REQUIRED TASK -> Show every line of the records below that contains the word "text".

Extracted records
==============================

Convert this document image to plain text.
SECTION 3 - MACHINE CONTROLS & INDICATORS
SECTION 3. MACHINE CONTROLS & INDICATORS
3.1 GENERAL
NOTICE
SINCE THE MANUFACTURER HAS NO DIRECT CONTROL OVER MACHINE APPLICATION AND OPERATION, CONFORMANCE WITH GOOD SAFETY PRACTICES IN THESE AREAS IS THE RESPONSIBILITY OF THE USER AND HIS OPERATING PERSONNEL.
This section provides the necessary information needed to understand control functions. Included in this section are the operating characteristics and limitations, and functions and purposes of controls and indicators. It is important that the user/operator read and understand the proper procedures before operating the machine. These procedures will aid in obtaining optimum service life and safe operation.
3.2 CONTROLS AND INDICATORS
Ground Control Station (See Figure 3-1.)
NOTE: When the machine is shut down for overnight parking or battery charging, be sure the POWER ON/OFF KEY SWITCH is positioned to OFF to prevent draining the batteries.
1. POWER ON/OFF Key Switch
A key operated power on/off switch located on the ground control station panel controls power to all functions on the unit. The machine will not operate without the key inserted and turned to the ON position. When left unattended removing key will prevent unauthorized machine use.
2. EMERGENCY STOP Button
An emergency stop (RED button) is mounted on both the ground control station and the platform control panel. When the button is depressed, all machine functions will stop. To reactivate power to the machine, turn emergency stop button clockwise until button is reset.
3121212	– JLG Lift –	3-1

==============================

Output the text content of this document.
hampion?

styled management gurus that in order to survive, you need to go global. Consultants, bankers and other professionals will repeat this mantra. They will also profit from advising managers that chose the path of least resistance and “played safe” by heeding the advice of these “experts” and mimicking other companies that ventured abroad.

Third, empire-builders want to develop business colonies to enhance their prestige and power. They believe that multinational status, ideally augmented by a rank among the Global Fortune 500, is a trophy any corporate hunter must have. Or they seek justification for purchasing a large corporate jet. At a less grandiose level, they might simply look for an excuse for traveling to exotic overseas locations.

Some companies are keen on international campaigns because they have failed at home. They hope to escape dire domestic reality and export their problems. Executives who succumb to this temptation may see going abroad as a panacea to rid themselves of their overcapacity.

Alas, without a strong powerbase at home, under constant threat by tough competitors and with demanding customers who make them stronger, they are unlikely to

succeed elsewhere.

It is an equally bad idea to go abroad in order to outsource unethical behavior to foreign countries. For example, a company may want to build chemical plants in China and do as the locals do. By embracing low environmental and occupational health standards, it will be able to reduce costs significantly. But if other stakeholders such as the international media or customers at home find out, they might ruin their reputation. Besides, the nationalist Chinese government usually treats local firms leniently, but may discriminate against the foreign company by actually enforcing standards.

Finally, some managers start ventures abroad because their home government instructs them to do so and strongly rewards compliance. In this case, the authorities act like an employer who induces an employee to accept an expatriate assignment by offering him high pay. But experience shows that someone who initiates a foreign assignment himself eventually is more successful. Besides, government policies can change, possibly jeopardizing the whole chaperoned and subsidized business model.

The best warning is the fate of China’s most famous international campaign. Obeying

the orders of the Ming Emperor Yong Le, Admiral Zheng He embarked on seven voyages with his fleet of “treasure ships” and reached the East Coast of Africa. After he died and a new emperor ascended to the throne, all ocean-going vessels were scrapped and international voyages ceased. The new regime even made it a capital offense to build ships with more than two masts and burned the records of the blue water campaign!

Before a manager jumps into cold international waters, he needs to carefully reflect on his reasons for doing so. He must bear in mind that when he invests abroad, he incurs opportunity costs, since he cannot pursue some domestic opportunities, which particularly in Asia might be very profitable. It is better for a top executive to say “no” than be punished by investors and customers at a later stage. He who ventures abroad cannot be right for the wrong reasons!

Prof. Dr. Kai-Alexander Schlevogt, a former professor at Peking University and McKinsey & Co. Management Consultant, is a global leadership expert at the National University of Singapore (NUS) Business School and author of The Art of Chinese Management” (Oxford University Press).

==============================

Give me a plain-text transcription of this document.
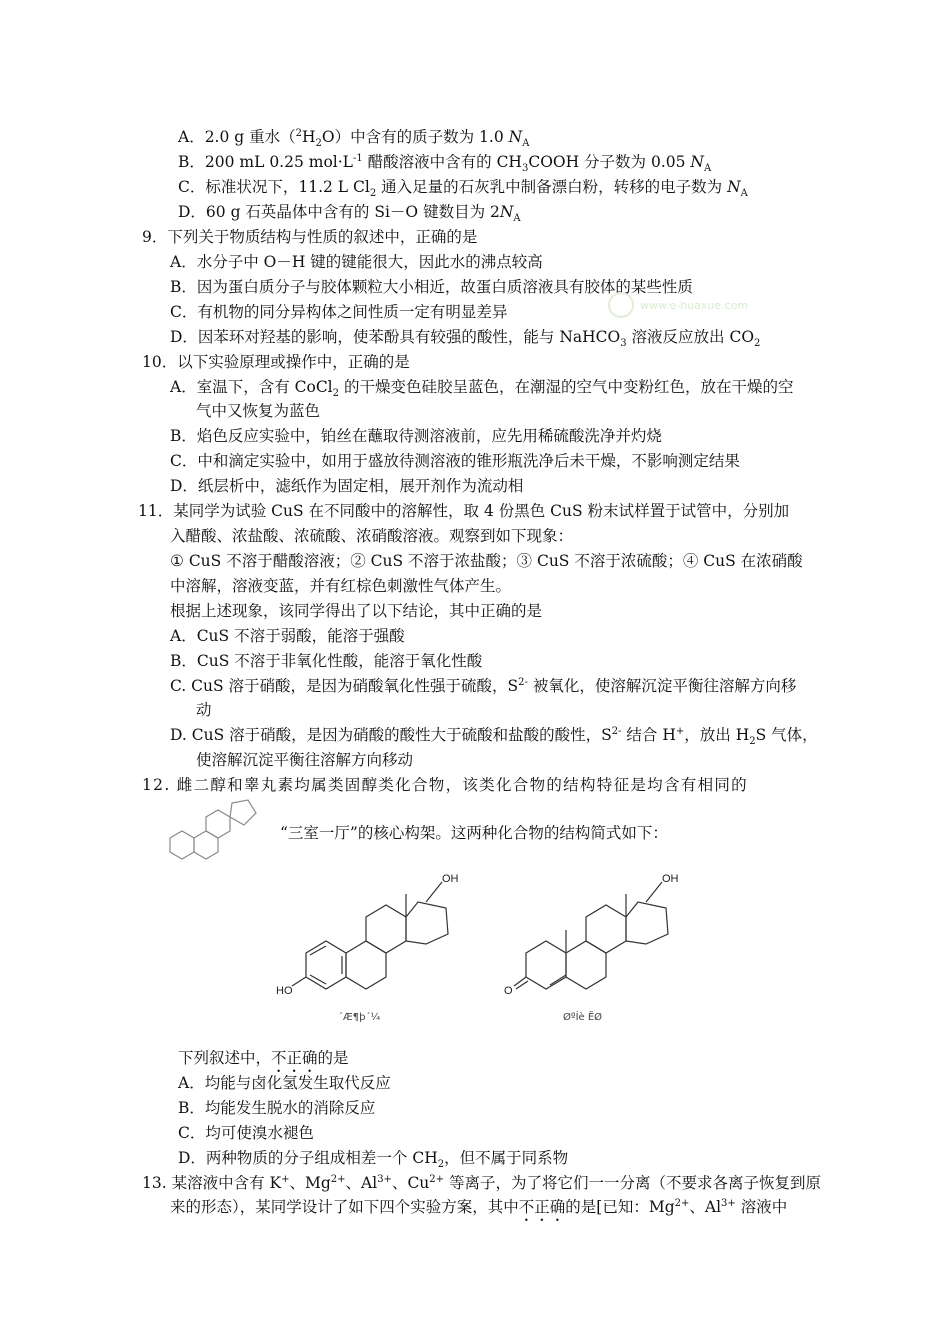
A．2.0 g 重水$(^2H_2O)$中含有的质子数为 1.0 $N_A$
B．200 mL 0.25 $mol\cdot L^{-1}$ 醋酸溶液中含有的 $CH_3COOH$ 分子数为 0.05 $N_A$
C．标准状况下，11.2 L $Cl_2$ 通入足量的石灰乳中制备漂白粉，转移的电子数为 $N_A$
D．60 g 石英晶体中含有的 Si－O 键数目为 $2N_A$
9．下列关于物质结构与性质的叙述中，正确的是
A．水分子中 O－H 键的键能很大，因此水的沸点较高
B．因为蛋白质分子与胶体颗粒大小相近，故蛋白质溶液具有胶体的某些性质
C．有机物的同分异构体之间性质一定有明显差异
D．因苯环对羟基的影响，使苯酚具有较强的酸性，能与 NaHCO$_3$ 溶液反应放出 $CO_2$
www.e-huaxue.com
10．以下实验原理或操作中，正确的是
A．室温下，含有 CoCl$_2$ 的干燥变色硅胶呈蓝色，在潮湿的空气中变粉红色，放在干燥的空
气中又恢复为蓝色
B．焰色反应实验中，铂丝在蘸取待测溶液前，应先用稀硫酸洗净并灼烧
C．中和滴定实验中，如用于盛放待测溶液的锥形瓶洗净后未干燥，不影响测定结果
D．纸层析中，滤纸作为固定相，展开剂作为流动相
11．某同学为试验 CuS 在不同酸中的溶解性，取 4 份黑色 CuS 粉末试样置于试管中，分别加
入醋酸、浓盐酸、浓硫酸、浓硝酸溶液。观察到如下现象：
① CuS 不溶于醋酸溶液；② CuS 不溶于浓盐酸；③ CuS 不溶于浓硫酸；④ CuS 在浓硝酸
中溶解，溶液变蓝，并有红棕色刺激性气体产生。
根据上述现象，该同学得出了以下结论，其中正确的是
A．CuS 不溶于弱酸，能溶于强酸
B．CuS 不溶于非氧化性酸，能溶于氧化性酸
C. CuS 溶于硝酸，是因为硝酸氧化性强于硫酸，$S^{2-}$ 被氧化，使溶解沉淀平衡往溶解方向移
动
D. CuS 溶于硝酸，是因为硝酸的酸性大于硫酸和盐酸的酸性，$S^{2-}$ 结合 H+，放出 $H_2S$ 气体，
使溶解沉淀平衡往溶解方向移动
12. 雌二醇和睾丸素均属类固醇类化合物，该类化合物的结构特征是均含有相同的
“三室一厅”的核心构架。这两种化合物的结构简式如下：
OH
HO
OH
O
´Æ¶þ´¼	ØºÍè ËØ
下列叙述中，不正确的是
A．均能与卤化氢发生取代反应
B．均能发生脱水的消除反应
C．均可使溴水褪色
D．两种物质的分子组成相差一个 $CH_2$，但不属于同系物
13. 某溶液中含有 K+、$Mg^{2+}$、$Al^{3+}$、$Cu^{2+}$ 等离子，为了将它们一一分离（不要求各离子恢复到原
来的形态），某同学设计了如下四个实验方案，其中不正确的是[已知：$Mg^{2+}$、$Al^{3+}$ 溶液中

==============================

SOLUTION TO THIS PROBLEM ->
Convert this document image to plain text.
Output the text content of this document.
Give me a plain-text transcription of this document.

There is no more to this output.